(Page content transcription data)
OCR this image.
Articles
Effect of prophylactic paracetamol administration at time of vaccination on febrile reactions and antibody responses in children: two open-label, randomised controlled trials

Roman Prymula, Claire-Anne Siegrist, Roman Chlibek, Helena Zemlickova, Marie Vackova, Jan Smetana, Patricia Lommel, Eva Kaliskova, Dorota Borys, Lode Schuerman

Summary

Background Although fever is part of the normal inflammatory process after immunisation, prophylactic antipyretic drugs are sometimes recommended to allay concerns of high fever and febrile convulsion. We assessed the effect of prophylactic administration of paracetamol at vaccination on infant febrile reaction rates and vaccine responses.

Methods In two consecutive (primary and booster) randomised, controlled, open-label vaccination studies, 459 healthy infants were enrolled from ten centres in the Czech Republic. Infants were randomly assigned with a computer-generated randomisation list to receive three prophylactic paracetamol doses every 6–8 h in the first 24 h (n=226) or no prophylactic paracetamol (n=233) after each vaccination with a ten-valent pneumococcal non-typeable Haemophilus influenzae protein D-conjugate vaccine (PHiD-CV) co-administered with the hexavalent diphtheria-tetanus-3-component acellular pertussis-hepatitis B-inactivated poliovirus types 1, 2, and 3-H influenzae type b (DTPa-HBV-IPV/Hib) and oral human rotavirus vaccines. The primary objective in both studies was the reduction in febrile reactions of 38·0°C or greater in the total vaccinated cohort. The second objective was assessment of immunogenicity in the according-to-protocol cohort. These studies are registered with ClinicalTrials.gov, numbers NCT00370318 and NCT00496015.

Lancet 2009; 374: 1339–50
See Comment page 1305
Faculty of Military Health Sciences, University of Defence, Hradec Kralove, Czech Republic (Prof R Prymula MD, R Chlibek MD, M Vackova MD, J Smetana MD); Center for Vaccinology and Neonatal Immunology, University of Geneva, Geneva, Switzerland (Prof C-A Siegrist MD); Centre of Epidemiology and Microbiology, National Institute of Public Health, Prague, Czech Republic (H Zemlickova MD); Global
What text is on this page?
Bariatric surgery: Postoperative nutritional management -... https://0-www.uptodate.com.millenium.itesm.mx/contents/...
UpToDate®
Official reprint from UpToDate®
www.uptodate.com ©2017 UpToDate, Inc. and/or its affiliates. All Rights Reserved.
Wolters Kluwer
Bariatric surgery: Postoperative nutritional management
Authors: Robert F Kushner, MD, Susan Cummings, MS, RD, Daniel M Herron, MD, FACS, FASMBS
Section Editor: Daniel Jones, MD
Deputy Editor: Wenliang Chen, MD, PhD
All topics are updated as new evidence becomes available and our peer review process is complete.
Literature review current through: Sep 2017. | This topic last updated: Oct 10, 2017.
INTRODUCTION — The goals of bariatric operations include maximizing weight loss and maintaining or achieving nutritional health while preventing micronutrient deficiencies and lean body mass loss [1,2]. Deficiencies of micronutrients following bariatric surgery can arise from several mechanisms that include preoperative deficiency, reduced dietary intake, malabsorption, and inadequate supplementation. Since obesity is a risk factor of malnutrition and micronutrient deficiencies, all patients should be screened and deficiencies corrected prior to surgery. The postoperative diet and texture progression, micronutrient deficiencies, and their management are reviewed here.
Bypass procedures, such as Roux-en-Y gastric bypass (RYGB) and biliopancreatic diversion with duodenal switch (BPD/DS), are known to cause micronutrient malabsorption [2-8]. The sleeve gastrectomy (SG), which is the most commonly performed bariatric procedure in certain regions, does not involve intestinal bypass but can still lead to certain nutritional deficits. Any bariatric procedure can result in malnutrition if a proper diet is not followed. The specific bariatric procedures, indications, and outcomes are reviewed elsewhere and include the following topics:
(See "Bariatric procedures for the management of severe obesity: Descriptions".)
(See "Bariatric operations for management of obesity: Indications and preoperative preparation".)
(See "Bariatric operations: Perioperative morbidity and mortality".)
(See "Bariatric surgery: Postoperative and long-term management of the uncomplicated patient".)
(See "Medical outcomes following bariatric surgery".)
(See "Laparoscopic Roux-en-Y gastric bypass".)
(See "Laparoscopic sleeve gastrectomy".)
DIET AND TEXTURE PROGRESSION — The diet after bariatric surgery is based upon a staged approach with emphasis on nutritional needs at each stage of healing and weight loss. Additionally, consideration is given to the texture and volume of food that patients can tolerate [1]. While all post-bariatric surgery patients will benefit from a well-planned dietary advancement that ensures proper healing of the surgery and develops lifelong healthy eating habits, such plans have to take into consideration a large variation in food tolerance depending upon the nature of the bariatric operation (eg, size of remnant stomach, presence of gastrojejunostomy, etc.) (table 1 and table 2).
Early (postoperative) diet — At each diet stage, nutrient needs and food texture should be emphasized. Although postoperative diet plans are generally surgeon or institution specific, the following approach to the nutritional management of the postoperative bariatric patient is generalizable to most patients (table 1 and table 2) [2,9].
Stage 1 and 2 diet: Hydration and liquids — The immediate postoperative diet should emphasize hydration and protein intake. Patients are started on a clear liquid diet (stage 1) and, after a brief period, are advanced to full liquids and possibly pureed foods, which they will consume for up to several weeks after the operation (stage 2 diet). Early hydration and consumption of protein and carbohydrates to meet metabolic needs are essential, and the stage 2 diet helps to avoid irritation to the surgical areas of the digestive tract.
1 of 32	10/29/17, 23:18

Problem requirements: Going through the entries, return every line holding the word "Although".

Result for this exercise:
Background Although fever is part of the normal inflammatory process after immunisation, prophylactic antipyretic drugs are sometimes recommended to allay concerns of high fever and febrile convulsion. We assessed the effect of prophylactic administration of paracetamol at vaccination on infant febrile reaction rates and vaccine responses.
Early (postoperative) diet — At each diet stage, nutrient needs and food texture should be emphasized. Although postoperative diet plans are generally surgeon or institution specific, the following approach to the nutritional management of the postoperative bariatric patient is generalizable to most patients (table 1 and table 2) [2,9].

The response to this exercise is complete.